From the listing below, pull out every line where the string "uitkomst" appears.

Raw records:
========================
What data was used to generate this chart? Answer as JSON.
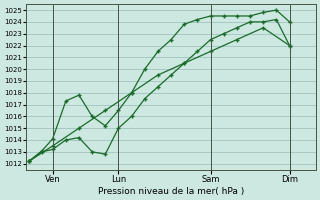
{
  "xlabel": "Pression niveau de la mer( hPa )",
  "bg_color": "#cce8e0",
  "grid_color": "#99bbbb",
  "line_color": "#1a6b2a",
  "marker": "+",
  "ylim": [
    1011.5,
    1025.5
  ],
  "yticks": [
    1012,
    1013,
    1014,
    1015,
    1016,
    1017,
    1018,
    1019,
    1020,
    1021,
    1022,
    1023,
    1024,
    1025
  ],
  "xlim": [
    0,
    11
  ],
  "xtick_labels": [
    "Ven",
    "Lun",
    "Sam",
    "Dim"
  ],
  "xtick_positions": [
    1.0,
    3.5,
    7.0,
    10.0
  ],
  "vline_positions": [
    1.0,
    3.5,
    7.0,
    10.0
  ],
  "series1_x": [
    0.1,
    0.6,
    1.0,
    1.5,
    2.0,
    2.5,
    3.0,
    3.5,
    4.0,
    4.5,
    5.0,
    5.5,
    6.0,
    6.5,
    7.0,
    7.5,
    8.0,
    8.5,
    9.0,
    9.5,
    10.0
  ],
  "series1_y": [
    1012.2,
    1013.0,
    1013.2,
    1014.0,
    1014.2,
    1013.0,
    1012.8,
    1015.0,
    1016.0,
    1017.5,
    1018.5,
    1019.5,
    1020.5,
    1021.5,
    1022.5,
    1023.0,
    1023.5,
    1024.0,
    1024.0,
    1024.2,
    1022.0
  ],
  "series2_x": [
    0.1,
    0.6,
    1.0,
    1.5,
    2.0,
    2.5,
    3.0,
    3.5,
    4.0,
    4.5,
    5.0,
    5.5,
    6.0,
    6.5,
    7.0,
    7.5,
    8.0,
    8.5,
    9.0,
    9.5,
    10.0
  ],
  "series2_y": [
    1012.2,
    1013.1,
    1014.1,
    1017.3,
    1017.8,
    1016.0,
    1015.2,
    1016.5,
    1018.0,
    1020.0,
    1021.5,
    1022.5,
    1023.8,
    1024.2,
    1024.5,
    1024.5,
    1024.5,
    1024.5,
    1024.8,
    1025.0,
    1024.0
  ],
  "series3_x": [
    0.1,
    1.0,
    2.0,
    3.0,
    4.0,
    5.0,
    6.0,
    7.0,
    8.0,
    9.0,
    10.0
  ],
  "series3_y": [
    1012.2,
    1013.5,
    1015.0,
    1016.5,
    1018.0,
    1019.5,
    1020.5,
    1021.5,
    1022.5,
    1023.5,
    1022.0
  ]
}
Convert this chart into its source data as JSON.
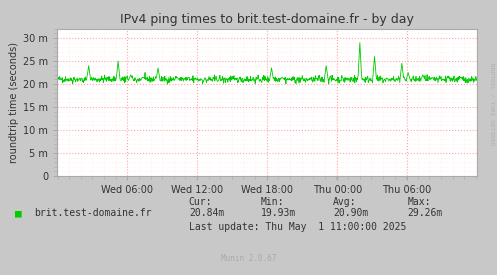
{
  "title": "IPv4 ping times to brit.test-domaine.fr - by day",
  "ylabel": "roundtrip time (seconds)",
  "right_label": "RRDTOOL / TOBI OETIKER",
  "bottom_label": "Munin 2.0.67",
  "legend_label": "brit.test-domaine.fr",
  "legend_color": "#00cc00",
  "cur": "20.84m",
  "min_val": "19.93m",
  "avg": "20.90m",
  "max_val": "29.26m",
  "last_update": "Last update: Thu May  1 11:00:00 2025",
  "bg_color": "#c8c8c8",
  "plot_bg_color": "#ffffff",
  "grid_color": "#ff9999",
  "minor_grid_color": "#ffdddd",
  "border_color": "#aaaaaa",
  "line_color": "#00cc00",
  "text_color": "#333333",
  "faded_color": "#aaaaaa",
  "ytick_labels": [
    "0",
    "5 m",
    "10 m",
    "15 m",
    "20 m",
    "25 m",
    "30 m"
  ],
  "ytick_values": [
    0,
    5,
    10,
    15,
    20,
    25,
    30
  ],
  "xtick_labels": [
    "Wed 06:00",
    "Wed 12:00",
    "Wed 18:00",
    "Thu 00:00",
    "Thu 06:00"
  ],
  "xtick_positions": [
    0.167,
    0.333,
    0.5,
    0.667,
    0.833
  ],
  "xlim": [
    0,
    1
  ],
  "ylim": [
    0,
    32
  ],
  "baseline_ms": 21.0,
  "noise_std": 0.35,
  "spike_positions": [
    0.075,
    0.125,
    0.145,
    0.175,
    0.205,
    0.24,
    0.285,
    0.51,
    0.535,
    0.64,
    0.72,
    0.755,
    0.82,
    0.835,
    0.87,
    0.93,
    0.96
  ],
  "spike_heights": [
    24.0,
    20.5,
    25.0,
    22.0,
    21.5,
    23.5,
    21.5,
    23.5,
    21.5,
    24.0,
    29.0,
    26.0,
    24.5,
    22.5,
    22.0,
    21.5,
    21.5
  ],
  "n_points": 1000,
  "title_fontsize": 9,
  "tick_fontsize": 7,
  "label_fontsize": 7
}
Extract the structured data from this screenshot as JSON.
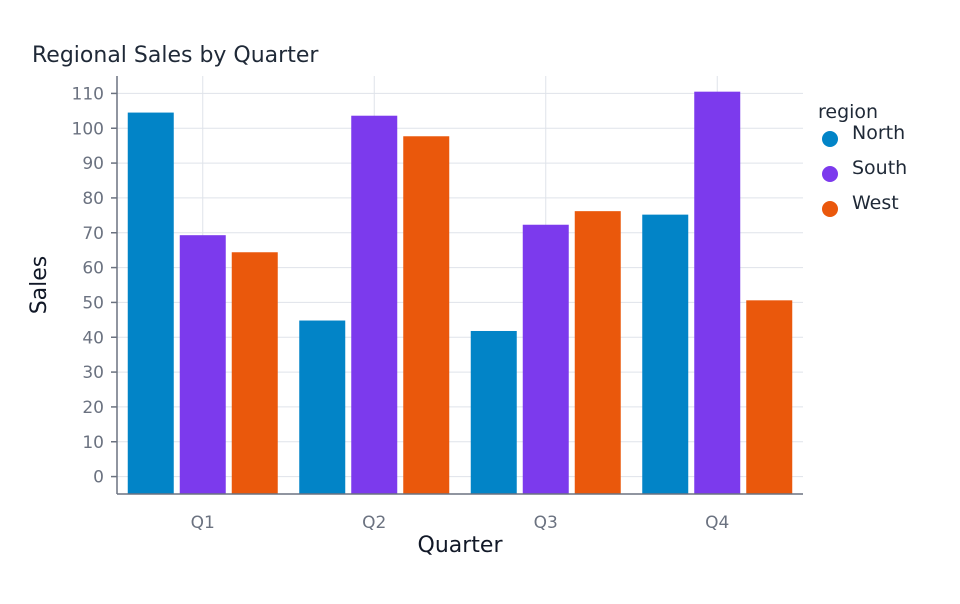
{
  "chart_data": {
    "type": "bar",
    "title": "Regional Sales by Quarter",
    "xlabel": "Quarter",
    "ylabel": "Sales",
    "categories": [
      "Q1",
      "Q2",
      "Q3",
      "Q4"
    ],
    "series": [
      {
        "name": "North",
        "values": [
          104.5,
          44.8,
          41.8,
          75.2
        ],
        "color": "#0284c7"
      },
      {
        "name": "South",
        "values": [
          69.3,
          103.6,
          72.3,
          110.5
        ],
        "color": "#7c3aed"
      },
      {
        "name": "West",
        "values": [
          64.4,
          97.7,
          76.2,
          50.6
        ],
        "color": "#ea580c"
      }
    ],
    "yticks": [
      0,
      10,
      20,
      30,
      40,
      50,
      60,
      70,
      80,
      90,
      100,
      110
    ],
    "ylim": [
      -5,
      115
    ],
    "legend": {
      "title": "region",
      "position": "top-right"
    },
    "grid": true
  }
}
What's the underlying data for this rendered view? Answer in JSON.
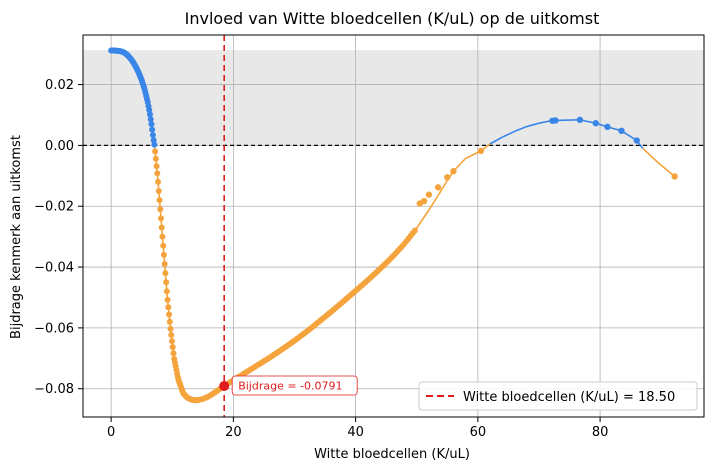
{
  "chart_data": {
    "type": "line",
    "title": "Invloed van Witte bloedcellen (K/uL) op de uitkomst",
    "xlabel": "Witte bloedcellen (K/uL)",
    "ylabel": "Bijdrage kenmerk aan uitkomst",
    "xlim": [
      -4.6,
      97.0
    ],
    "ylim": [
      -0.0893,
      0.0363
    ],
    "x_ticks": [
      0,
      20,
      40,
      60,
      80
    ],
    "y_ticks": [
      0.02,
      0.0,
      -0.02,
      -0.04,
      -0.06,
      -0.08
    ],
    "y_tick_labels": [
      "0.02",
      "0.00",
      "−0.02",
      "−0.04",
      "−0.06",
      "−0.08"
    ],
    "grid": true,
    "shaded_band": {
      "y_from": 0.0,
      "y_to": 0.0313,
      "color": "#e8e8e8"
    },
    "zero_line": {
      "y": 0.0,
      "color": "#000000",
      "style": "dashed"
    },
    "positive_color": "#3a86e8",
    "negative_color": "#f5a33c",
    "series": [
      {
        "points": [
          [
            0.0,
            0.0312
          ],
          [
            0.5,
            0.0312
          ],
          [
            1.0,
            0.0311
          ],
          [
            1.5,
            0.031
          ],
          [
            2.0,
            0.0307
          ],
          [
            2.5,
            0.03
          ],
          [
            3.0,
            0.029
          ],
          [
            3.5,
            0.0277
          ],
          [
            4.0,
            0.026
          ],
          [
            4.5,
            0.024
          ],
          [
            5.0,
            0.0215
          ],
          [
            5.5,
            0.0183
          ],
          [
            6.0,
            0.0142
          ],
          [
            6.3,
            0.011
          ],
          [
            6.6,
            0.007
          ],
          [
            6.9,
            0.0025
          ],
          [
            7.1,
            0.0
          ],
          [
            7.3,
            -0.004
          ],
          [
            7.6,
            -0.01
          ],
          [
            8.0,
            -0.02
          ],
          [
            8.4,
            -0.03
          ],
          [
            8.8,
            -0.04
          ],
          [
            9.2,
            -0.05
          ],
          [
            9.7,
            -0.06
          ],
          [
            10.3,
            -0.07
          ],
          [
            11.0,
            -0.077
          ],
          [
            11.8,
            -0.0815
          ],
          [
            12.5,
            -0.083
          ],
          [
            13.3,
            -0.0837
          ],
          [
            14.0,
            -0.0838
          ],
          [
            15.0,
            -0.0834
          ],
          [
            16.0,
            -0.0825
          ],
          [
            17.0,
            -0.0812
          ],
          [
            18.5,
            -0.0791
          ],
          [
            20.0,
            -0.0772
          ],
          [
            22.0,
            -0.0747
          ],
          [
            24.0,
            -0.0722
          ],
          [
            26.0,
            -0.0697
          ],
          [
            28.0,
            -0.067
          ],
          [
            30.0,
            -0.0642
          ],
          [
            32.0,
            -0.0612
          ],
          [
            34.0,
            -0.058
          ],
          [
            36.0,
            -0.0547
          ],
          [
            38.0,
            -0.0513
          ],
          [
            40.0,
            -0.0478
          ],
          [
            42.0,
            -0.0443
          ],
          [
            44.0,
            -0.0406
          ],
          [
            46.0,
            -0.0367
          ],
          [
            48.0,
            -0.0323
          ],
          [
            50.0,
            -0.0272
          ],
          [
            52.0,
            -0.0212
          ],
          [
            53.5,
            -0.0165
          ],
          [
            55.0,
            -0.0115
          ],
          [
            56.0,
            -0.0085
          ],
          [
            58.0,
            -0.0043
          ],
          [
            60.5,
            -0.0018
          ],
          [
            62.0,
            0.0005
          ],
          [
            64.0,
            0.0027
          ],
          [
            66.0,
            0.0046
          ],
          [
            68.0,
            0.0062
          ],
          [
            70.0,
            0.0073
          ],
          [
            72.0,
            0.0081
          ],
          [
            72.7,
            0.0082
          ],
          [
            76.7,
            0.0084
          ],
          [
            79.3,
            0.0073
          ],
          [
            81.2,
            0.0061
          ],
          [
            83.5,
            0.0048
          ],
          [
            86.0,
            0.0016
          ],
          [
            87.0,
            -0.001
          ],
          [
            89.5,
            -0.0057
          ],
          [
            92.2,
            -0.0102
          ]
        ],
        "markers": [
          [
            72.2,
            0.0081
          ],
          [
            72.7,
            0.0082
          ],
          [
            76.7,
            0.0084
          ],
          [
            79.3,
            0.0073
          ],
          [
            81.2,
            0.0061
          ],
          [
            83.5,
            0.0048
          ],
          [
            86.0,
            0.0016
          ],
          [
            92.2,
            -0.0102
          ],
          [
            60.5,
            -0.0018
          ],
          [
            56.0,
            -0.0085
          ],
          [
            55.0,
            -0.0105
          ],
          [
            53.5,
            -0.0138
          ],
          [
            52.0,
            -0.0162
          ],
          [
            51.2,
            -0.0183
          ],
          [
            50.5,
            -0.0191
          ]
        ]
      }
    ],
    "reference_line": {
      "x": 18.5,
      "color": "#e01b1b",
      "style": "dashed"
    },
    "highlight_point": {
      "x": 18.5,
      "y": -0.0791,
      "color": "#e01b1b"
    },
    "annotation": {
      "text": "Bijdrage = -0.0791",
      "color": "#e01b1b"
    },
    "legend": {
      "entries": [
        "Witte bloedcellen (K/uL) = 18.50"
      ],
      "placement": "lower-right"
    }
  }
}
========================
- **TASK ANSWER**
    "title": "Invloed van Witte bloedcellen (K/uL) op de uitkomst",
    "ylabel": "Bijdrage kenmerk aan uitkomst",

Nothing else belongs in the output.